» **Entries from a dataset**

..........

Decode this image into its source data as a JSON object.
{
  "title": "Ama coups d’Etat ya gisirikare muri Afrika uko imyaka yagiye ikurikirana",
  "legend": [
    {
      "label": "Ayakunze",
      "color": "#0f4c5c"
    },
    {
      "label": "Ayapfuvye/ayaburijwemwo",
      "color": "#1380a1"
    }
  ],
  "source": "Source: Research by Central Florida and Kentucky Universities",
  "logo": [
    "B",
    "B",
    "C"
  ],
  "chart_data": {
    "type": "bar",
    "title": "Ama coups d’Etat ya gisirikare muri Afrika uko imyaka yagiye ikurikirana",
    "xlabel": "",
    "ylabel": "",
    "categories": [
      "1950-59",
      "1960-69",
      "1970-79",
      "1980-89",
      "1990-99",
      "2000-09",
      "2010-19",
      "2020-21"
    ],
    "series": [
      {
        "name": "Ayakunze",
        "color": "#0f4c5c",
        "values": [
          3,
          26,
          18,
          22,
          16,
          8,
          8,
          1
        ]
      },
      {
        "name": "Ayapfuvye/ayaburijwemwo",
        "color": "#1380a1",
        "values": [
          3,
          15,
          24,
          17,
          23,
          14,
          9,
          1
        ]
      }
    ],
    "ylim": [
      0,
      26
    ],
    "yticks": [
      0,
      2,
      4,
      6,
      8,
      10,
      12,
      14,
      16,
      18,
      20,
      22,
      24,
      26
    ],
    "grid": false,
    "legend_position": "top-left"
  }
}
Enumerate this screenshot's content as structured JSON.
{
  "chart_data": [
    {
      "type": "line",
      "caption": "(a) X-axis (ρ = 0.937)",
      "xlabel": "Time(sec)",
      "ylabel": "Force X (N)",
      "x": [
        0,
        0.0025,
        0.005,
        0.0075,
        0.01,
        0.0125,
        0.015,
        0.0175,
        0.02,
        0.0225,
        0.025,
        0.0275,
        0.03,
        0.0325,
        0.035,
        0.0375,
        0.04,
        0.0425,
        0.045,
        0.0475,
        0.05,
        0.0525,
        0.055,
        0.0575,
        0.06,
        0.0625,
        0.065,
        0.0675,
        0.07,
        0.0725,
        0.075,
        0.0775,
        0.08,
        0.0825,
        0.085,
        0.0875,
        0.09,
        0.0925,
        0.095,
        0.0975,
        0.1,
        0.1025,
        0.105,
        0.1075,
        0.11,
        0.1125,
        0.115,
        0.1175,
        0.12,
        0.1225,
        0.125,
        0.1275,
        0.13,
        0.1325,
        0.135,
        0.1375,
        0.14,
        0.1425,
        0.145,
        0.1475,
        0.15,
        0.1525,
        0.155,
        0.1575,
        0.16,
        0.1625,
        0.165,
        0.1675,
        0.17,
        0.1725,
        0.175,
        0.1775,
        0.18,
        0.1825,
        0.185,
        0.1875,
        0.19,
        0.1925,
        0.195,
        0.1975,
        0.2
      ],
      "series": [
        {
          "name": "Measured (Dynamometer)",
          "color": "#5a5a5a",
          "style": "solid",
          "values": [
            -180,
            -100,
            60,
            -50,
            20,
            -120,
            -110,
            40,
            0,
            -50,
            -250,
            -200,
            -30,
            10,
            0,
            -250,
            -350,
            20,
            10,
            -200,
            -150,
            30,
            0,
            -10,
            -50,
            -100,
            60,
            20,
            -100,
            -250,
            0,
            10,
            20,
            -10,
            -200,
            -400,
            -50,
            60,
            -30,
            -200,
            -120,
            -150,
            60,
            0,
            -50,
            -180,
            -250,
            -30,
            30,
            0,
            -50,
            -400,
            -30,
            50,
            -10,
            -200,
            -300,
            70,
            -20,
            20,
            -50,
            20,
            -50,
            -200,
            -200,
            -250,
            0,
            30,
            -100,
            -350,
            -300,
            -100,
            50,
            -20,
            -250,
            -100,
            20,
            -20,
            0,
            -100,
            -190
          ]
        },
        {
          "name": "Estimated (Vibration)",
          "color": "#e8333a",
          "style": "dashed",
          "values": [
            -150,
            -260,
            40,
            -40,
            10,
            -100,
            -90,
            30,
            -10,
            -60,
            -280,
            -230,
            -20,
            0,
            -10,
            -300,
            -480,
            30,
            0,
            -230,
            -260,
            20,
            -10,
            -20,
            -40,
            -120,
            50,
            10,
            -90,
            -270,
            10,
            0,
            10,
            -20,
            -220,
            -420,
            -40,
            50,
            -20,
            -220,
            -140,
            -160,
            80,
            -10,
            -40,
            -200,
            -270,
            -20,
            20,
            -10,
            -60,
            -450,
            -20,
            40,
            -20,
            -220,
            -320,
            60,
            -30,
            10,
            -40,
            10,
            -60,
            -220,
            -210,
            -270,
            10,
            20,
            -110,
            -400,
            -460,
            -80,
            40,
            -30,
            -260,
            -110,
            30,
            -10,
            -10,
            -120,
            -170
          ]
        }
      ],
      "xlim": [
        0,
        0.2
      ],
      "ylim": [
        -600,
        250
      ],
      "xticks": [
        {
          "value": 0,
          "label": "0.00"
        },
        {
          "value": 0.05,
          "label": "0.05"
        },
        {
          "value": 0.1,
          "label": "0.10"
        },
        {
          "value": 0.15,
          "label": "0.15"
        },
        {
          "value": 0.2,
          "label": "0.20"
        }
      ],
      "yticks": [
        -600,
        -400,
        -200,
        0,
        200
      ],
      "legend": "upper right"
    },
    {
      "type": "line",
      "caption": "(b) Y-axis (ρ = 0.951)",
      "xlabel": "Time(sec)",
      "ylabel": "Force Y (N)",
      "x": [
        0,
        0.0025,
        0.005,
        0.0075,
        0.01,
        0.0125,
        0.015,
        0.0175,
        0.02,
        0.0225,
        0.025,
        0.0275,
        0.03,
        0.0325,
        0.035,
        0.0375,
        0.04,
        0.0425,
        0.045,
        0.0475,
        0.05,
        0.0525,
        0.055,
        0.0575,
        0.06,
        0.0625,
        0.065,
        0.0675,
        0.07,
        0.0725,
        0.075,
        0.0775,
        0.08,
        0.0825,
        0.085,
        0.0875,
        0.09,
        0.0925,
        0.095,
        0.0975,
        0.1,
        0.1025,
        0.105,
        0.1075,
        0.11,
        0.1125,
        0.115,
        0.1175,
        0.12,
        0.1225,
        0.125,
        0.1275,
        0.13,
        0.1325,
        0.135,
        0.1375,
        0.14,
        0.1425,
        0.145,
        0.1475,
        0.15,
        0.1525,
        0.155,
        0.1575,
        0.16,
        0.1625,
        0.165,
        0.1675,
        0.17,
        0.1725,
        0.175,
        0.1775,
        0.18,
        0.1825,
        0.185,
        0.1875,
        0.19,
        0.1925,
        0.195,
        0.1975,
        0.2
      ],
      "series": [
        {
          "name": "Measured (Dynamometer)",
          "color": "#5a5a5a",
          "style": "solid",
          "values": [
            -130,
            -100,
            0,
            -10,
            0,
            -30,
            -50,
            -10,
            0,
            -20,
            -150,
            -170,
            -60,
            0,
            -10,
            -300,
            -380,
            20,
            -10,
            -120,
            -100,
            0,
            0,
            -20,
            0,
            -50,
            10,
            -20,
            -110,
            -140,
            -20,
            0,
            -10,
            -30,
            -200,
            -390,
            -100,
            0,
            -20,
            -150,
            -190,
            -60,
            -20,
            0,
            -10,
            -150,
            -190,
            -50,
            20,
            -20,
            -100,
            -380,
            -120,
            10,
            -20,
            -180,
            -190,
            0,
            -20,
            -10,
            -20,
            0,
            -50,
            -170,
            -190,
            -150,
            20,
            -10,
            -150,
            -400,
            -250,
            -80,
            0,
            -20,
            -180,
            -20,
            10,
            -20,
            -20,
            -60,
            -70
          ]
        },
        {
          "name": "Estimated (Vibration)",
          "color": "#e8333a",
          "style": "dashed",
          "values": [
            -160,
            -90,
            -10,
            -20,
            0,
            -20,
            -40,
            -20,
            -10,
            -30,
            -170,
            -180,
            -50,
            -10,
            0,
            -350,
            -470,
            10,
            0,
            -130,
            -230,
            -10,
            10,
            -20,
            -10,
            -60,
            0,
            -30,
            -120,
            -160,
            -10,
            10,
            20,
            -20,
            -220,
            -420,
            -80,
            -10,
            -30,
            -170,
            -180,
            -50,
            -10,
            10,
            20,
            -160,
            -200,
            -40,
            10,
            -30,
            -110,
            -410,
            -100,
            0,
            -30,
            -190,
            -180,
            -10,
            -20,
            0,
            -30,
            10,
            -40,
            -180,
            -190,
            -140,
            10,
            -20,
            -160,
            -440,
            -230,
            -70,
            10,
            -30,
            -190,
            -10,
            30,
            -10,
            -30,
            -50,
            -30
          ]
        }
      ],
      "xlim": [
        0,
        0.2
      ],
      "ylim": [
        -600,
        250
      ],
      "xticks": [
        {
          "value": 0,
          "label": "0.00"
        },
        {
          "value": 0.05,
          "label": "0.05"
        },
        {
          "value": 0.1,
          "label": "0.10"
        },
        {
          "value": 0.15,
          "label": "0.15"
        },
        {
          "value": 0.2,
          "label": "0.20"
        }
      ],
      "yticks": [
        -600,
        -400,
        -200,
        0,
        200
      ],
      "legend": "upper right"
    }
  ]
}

..........

» **SET PROBLEM**
Tally up the lines in the records that contain the word "imyaka" and give only the total.

» **THE RESPONSE**
2